Records about charts and figures
──────────

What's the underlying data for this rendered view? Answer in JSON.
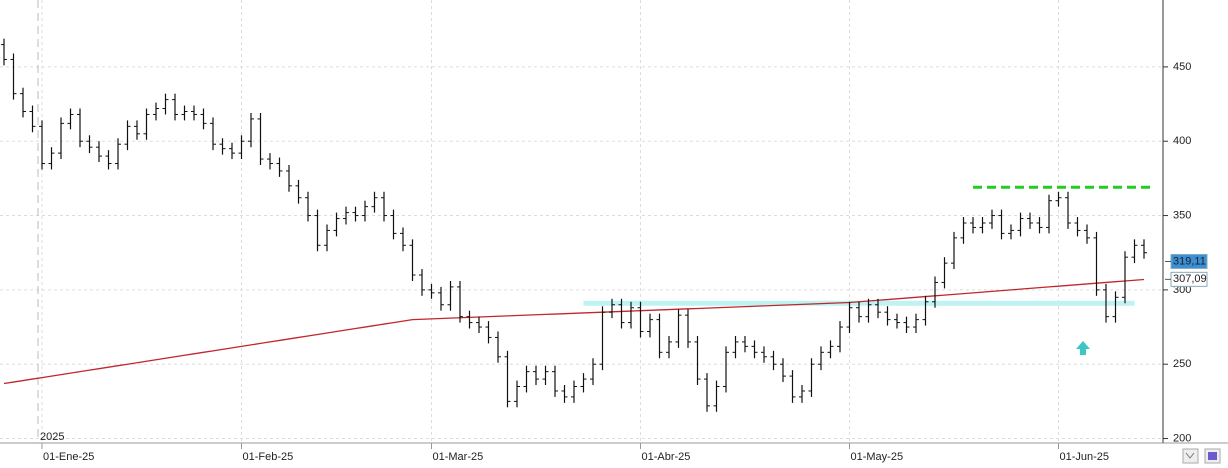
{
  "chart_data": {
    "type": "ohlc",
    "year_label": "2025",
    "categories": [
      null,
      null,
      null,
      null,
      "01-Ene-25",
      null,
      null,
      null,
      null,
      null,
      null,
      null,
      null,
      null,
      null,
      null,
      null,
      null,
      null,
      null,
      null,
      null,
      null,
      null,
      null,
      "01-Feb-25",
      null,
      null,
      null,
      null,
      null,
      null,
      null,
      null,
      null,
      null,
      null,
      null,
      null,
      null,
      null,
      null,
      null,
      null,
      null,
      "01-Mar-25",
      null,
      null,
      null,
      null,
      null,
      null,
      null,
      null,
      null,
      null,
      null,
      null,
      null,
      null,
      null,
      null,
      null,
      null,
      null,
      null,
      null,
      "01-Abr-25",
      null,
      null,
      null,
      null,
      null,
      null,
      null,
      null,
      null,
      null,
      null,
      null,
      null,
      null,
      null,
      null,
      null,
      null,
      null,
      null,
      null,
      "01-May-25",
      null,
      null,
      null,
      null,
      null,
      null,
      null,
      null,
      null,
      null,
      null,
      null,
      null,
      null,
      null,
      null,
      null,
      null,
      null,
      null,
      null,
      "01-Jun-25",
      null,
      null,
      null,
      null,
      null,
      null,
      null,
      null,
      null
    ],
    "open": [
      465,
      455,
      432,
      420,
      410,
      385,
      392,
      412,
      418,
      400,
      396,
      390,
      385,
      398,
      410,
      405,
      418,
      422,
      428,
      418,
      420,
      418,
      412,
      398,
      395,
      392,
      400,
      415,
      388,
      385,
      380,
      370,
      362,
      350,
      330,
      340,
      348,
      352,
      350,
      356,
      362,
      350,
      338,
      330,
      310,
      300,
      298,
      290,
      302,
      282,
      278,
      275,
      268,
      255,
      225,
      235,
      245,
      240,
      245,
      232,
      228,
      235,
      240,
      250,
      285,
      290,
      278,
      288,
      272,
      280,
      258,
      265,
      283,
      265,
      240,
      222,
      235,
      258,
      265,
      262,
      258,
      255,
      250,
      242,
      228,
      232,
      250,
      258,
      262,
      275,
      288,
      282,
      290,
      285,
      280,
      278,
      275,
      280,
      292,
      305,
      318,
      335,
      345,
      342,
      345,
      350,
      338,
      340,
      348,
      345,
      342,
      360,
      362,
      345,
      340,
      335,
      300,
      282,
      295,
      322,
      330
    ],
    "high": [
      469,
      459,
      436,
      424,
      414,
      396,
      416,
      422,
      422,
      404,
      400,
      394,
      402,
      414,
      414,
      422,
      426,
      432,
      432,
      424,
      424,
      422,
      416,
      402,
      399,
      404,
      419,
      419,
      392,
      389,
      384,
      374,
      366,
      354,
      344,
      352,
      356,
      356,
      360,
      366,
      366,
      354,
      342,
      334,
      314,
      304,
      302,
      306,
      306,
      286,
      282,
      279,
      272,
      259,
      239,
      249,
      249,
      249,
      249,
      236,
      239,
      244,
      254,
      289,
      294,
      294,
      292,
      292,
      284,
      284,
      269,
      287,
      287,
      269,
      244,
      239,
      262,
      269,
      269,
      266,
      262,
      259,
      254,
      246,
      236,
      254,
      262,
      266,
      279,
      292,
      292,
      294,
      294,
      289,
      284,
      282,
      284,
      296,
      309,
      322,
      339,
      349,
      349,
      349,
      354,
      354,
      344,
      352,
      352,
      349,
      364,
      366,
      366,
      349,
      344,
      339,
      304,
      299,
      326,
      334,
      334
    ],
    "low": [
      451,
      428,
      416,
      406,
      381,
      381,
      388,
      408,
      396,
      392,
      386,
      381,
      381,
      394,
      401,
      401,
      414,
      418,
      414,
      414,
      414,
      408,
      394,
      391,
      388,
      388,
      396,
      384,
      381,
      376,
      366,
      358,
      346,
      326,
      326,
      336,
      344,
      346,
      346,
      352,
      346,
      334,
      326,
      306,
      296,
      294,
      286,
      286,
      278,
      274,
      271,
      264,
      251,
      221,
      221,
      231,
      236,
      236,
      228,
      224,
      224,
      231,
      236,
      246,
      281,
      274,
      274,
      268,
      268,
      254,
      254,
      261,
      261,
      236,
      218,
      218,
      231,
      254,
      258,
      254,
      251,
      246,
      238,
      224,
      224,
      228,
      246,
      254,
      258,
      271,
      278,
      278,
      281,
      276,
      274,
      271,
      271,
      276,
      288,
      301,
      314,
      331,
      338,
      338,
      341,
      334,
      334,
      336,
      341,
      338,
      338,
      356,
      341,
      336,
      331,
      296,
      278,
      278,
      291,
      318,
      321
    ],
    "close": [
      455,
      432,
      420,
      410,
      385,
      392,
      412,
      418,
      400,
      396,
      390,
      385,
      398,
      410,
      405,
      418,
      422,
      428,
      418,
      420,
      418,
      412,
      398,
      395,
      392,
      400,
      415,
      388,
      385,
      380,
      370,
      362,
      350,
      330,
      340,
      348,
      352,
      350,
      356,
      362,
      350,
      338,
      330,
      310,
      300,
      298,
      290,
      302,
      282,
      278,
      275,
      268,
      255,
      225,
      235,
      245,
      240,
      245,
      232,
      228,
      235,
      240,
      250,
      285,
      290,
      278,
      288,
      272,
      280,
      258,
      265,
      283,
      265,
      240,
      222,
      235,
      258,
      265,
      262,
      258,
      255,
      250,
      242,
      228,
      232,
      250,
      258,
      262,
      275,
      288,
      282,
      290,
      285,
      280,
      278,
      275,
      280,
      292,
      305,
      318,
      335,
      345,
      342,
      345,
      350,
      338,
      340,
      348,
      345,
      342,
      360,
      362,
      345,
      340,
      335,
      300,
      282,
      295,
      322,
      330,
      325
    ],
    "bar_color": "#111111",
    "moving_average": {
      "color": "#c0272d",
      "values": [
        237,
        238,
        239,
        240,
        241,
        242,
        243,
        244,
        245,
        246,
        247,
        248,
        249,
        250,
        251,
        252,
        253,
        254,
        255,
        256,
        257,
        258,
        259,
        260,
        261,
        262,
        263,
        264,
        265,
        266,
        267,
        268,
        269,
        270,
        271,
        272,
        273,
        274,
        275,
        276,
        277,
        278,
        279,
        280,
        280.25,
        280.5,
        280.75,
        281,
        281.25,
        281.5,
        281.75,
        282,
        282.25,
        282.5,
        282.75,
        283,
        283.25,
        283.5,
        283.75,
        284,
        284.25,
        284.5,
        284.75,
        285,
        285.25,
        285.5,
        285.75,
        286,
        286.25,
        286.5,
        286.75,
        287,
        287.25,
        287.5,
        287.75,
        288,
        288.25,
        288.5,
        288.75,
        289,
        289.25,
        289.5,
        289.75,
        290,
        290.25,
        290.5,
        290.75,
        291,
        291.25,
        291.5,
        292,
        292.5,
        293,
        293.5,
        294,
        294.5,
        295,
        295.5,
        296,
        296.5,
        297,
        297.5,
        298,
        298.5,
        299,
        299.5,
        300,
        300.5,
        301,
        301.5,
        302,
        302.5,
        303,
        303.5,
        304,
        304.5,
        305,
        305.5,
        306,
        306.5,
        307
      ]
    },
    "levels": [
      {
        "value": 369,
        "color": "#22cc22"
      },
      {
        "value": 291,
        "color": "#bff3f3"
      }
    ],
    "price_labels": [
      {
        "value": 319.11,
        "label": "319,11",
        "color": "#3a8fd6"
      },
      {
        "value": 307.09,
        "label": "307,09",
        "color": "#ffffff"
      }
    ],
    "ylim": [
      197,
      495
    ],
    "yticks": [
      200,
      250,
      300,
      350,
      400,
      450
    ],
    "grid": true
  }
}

──────────

*Task*: Each line of the data should be quoted exactly, with pictures left out.

*The output*:
What's the underlying data for this rendered view? Answer in JSON.
{
  "chart_data": {
    "type": "ohlc",
    "year_label": "2025",
    "categories": [
      null,
      null,
      null,
      null,
      "01-Ene-25",
      null,
      null,
      null,
      null,
      null,
      null,
      null,
      null,
      null,
      null,
      null,
      null,
      null,
      null,
      null,
      null,
      null,
      null,
      null,
      null,
      "01-Feb-25",
      null,
      null,
      null,
      null,
      null,
      null,
      null,
      null,
      null,
      null,
      null,
      null,
      null,
      null,
      null,
      null,
      null,
      null,
      null,
      "01-Mar-25",
      null,
      null,
      null,
      null,
      null,
      null,
      null,
      null,
      null,
      null,
      null,
      null,
      null,
      null,
      null,
      null,
      null,
      null,
      null,
      null,
      null,
      "01-Abr-25",
      null,
      null,
      null,
      null,
      null,
      null,
      null,
      null,
      null,
      null,
      null,
      null,
      null,
      null,
      null,
      null,
      null,
      null,
      null,
      null,
      null,
      "01-May-25",
      null,
      null,
      null,
      null,
      null,
      null,
      null,
      null,
      null,
      null,
      null,
      null,
      null,
      null,
      null,
      null,
      null,
      null,
      null,
      null,
      null,
      "01-Jun-25",
      null,
      null,
      null,
      null,
      null,
      null,
      null,
      null,
      null
    ],
    "open": [
      465,
      455,
      432,
      420,
      410,
      385,
      392,
      412,
      418,
      400,
      396,
      390,
      385,
      398,
      410,
      405,
      418,
      422,
      428,
      418,
      420,
      418,
      412,
      398,
      395,
      392,
      400,
      415,
      388,
      385,
      380,
      370,
      362,
      350,
      330,
      340,
      348,
      352,
      350,
      356,
      362,
      350,
      338,
      330,
      310,
      300,
      298,
      290,
      302,
      282,
      278,
      275,
      268,
      255,
      225,
      235,
      245,
      240,
      245,
      232,
      228,
      235,
      240,
      250,
      285,
      290,
      278,
      288,
      272,
      280,
      258,
      265,
      283,
      265,
      240,
      222,
      235,
      258,
      265,
      262,
      258,
      255,
      250,
      242,
      228,
      232,
      250,
      258,
      262,
      275,
      288,
      282,
      290,
      285,
      280,
      278,
      275,
      280,
      292,
      305,
      318,
      335,
      345,
      342,
      345,
      350,
      338,
      340,
      348,
      345,
      342,
      360,
      362,
      345,
      340,
      335,
      300,
      282,
      295,
      322,
      330
    ],
    "high": [
      469,
      459,
      436,
      424,
      414,
      396,
      416,
      422,
      422,
      404,
      400,
      394,
      402,
      414,
      414,
      422,
      426,
      432,
      432,
      424,
      424,
      422,
      416,
      402,
      399,
      404,
      419,
      419,
      392,
      389,
      384,
      374,
      366,
      354,
      344,
      352,
      356,
      356,
      360,
      366,
      366,
      354,
      342,
      334,
      314,
      304,
      302,
      306,
      306,
      286,
      282,
      279,
      272,
      259,
      239,
      249,
      249,
      249,
      249,
      236,
      239,
      244,
      254,
      289,
      294,
      294,
      292,
      292,
      284,
      284,
      269,
      287,
      287,
      269,
      244,
      239,
      262,
      269,
      269,
      266,
      262,
      259,
      254,
      246,
      236,
      254,
      262,
      266,
      279,
      292,
      292,
      294,
      294,
      289,
      284,
      282,
      284,
      296,
      309,
      322,
      339,
      349,
      349,
      349,
      354,
      354,
      344,
      352,
      352,
      349,
      364,
      366,
      366,
      349,
      344,
      339,
      304,
      299,
      326,
      334,
      334
    ],
    "low": [
      451,
      428,
      416,
      406,
      381,
      381,
      388,
      408,
      396,
      392,
      386,
      381,
      381,
      394,
      401,
      401,
      414,
      418,
      414,
      414,
      414,
      408,
      394,
      391,
      388,
      388,
      396,
      384,
      381,
      376,
      366,
      358,
      346,
      326,
      326,
      336,
      344,
      346,
      346,
      352,
      346,
      334,
      326,
      306,
      296,
      294,
      286,
      286,
      278,
      274,
      271,
      264,
      251,
      221,
      221,
      231,
      236,
      236,
      228,
      224,
      224,
      231,
      236,
      246,
      281,
      274,
      274,
      268,
      268,
      254,
      254,
      261,
      261,
      236,
      218,
      218,
      231,
      254,
      258,
      254,
      251,
      246,
      238,
      224,
      224,
      228,
      246,
      254,
      258,
      271,
      278,
      278,
      281,
      276,
      274,
      271,
      271,
      276,
      288,
      301,
      314,
      331,
      338,
      338,
      341,
      334,
      334,
      336,
      341,
      338,
      338,
      356,
      341,
      336,
      331,
      296,
      278,
      278,
      291,
      318,
      321
    ],
    "close": [
      455,
      432,
      420,
      410,
      385,
      392,
      412,
      418,
      400,
      396,
      390,
      385,
      398,
      410,
      405,
      418,
      422,
      428,
      418,
      420,
      418,
      412,
      398,
      395,
      392,
      400,
      415,
      388,
      385,
      380,
      370,
      362,
      350,
      330,
      340,
      348,
      352,
      350,
      356,
      362,
      350,
      338,
      330,
      310,
      300,
      298,
      290,
      302,
      282,
      278,
      275,
      268,
      255,
      225,
      235,
      245,
      240,
      245,
      232,
      228,
      235,
      240,
      250,
      285,
      290,
      278,
      288,
      272,
      280,
      258,
      265,
      283,
      265,
      240,
      222,
      235,
      258,
      265,
      262,
      258,
      255,
      250,
      242,
      228,
      232,
      250,
      258,
      262,
      275,
      288,
      282,
      290,
      285,
      280,
      278,
      275,
      280,
      292,
      305,
      318,
      335,
      345,
      342,
      345,
      350,
      338,
      340,
      348,
      345,
      342,
      360,
      362,
      345,
      340,
      335,
      300,
      282,
      295,
      322,
      330,
      325
    ],
    "bar_color": "#111111",
    "moving_average": {
      "color": "#c0272d",
      "values": [
        237,
        238,
        239,
        240,
        241,
        242,
        243,
        244,
        245,
        246,
        247,
        248,
        249,
        250,
        251,
        252,
        253,
        254,
        255,
        256,
        257,
        258,
        259,
        260,
        261,
        262,
        263,
        264,
        265,
        266,
        267,
        268,
        269,
        270,
        271,
        272,
        273,
        274,
        275,
        276,
        277,
        278,
        279,
        280,
        280.25,
        280.5,
        280.75,
        281,
        281.25,
        281.5,
        281.75,
        282,
        282.25,
        282.5,
        282.75,
        283,
        283.25,
        283.5,
        283.75,
        284,
        284.25,
        284.5,
        284.75,
        285,
        285.25,
        285.5,
        285.75,
        286,
        286.25,
        286.5,
        286.75,
        287,
        287.25,
        287.5,
        287.75,
        288,
        288.25,
        288.5,
        288.75,
        289,
        289.25,
        289.5,
        289.75,
        290,
        290.25,
        290.5,
        290.75,
        291,
        291.25,
        291.5,
        292,
        292.5,
        293,
        293.5,
        294,
        294.5,
        295,
        295.5,
        296,
        296.5,
        297,
        297.5,
        298,
        298.5,
        299,
        299.5,
        300,
        300.5,
        301,
        301.5,
        302,
        302.5,
        303,
        303.5,
        304,
        304.5,
        305,
        305.5,
        306,
        306.5,
        307
      ]
    },
    "levels": [
      {
        "value": 369,
        "color": "#22cc22"
      },
      {
        "value": 291,
        "color": "#bff3f3"
      }
    ],
    "price_labels": [
      {
        "value": 319.11,
        "label": "319,11",
        "color": "#3a8fd6"
      },
      {
        "value": 307.09,
        "label": "307,09",
        "color": "#ffffff"
      }
    ],
    "ylim": [
      197,
      495
    ],
    "yticks": [
      200,
      250,
      300,
      350,
      400,
      450
    ],
    "grid": true
  }
}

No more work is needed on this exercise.